Repeat the data verbatim.
::: DATA TO USE :::
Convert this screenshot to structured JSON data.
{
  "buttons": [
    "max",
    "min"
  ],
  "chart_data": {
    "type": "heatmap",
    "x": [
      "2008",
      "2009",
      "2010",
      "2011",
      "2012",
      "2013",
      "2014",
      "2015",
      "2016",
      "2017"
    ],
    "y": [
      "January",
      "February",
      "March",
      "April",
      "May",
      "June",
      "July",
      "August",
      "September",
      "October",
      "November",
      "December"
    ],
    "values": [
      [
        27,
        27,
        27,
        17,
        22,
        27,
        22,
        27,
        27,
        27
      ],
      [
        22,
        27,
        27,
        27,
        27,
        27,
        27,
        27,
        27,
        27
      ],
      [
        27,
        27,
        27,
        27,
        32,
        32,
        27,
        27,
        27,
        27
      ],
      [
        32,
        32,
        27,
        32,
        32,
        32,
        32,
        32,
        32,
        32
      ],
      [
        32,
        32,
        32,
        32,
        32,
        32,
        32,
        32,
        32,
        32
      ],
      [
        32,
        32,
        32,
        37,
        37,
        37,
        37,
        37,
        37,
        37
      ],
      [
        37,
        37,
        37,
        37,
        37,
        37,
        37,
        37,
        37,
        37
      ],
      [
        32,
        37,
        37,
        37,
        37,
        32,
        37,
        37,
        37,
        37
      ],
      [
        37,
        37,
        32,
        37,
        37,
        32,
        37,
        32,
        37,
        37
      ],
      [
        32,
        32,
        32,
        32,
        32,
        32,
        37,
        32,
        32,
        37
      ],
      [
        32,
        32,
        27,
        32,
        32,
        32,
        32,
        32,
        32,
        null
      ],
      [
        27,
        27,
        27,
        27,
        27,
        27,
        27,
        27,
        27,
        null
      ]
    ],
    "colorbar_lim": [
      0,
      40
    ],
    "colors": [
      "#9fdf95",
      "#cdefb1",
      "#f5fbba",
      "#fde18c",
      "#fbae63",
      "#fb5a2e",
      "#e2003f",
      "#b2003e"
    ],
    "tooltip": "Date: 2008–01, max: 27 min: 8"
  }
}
:::
(TASK SOLUTION):
Convert this screenshot to structured JSON data.
{
  "buttons": [
    "max",
    "min"
  ],
  "chart_data": {
    "type": "heatmap",
    "x": [
      "2008",
      "2009",
      "2010",
      "2011",
      "2012",
      "2013",
      "2014",
      "2015",
      "2016",
      "2017"
    ],
    "y": [
      "January",
      "February",
      "March",
      "April",
      "May",
      "June",
      "July",
      "August",
      "September",
      "October",
      "November",
      "December"
    ],
    "values": [
      [
        27,
        27,
        27,
        17,
        22,
        27,
        22,
        27,
        27,
        27
      ],
      [
        22,
        27,
        27,
        27,
        27,
        27,
        27,
        27,
        27,
        27
      ],
      [
        27,
        27,
        27,
        27,
        32,
        32,
        27,
        27,
        27,
        27
      ],
      [
        32,
        32,
        27,
        32,
        32,
        32,
        32,
        32,
        32,
        32
      ],
      [
        32,
        32,
        32,
        32,
        32,
        32,
        32,
        32,
        32,
        32
      ],
      [
        32,
        32,
        32,
        37,
        37,
        37,
        37,
        37,
        37,
        37
      ],
      [
        37,
        37,
        37,
        37,
        37,
        37,
        37,
        37,
        37,
        37
      ],
      [
        32,
        37,
        37,
        37,
        37,
        32,
        37,
        37,
        37,
        37
      ],
      [
        37,
        37,
        32,
        37,
        37,
        32,
        37,
        32,
        37,
        37
      ],
      [
        32,
        32,
        32,
        32,
        32,
        32,
        37,
        32,
        32,
        37
      ],
      [
        32,
        32,
        27,
        32,
        32,
        32,
        32,
        32,
        32,
        null
      ],
      [
        27,
        27,
        27,
        27,
        27,
        27,
        27,
        27,
        27,
        null
      ]
    ],
    "colorbar_lim": [
      0,
      40
    ],
    "colors": [
      "#9fdf95",
      "#cdefb1",
      "#f5fbba",
      "#fde18c",
      "#fbae63",
      "#fb5a2e",
      "#e2003f",
      "#b2003e"
    ],
    "tooltip": "Date: 2008–01, max: 27 min: 8"
  }
}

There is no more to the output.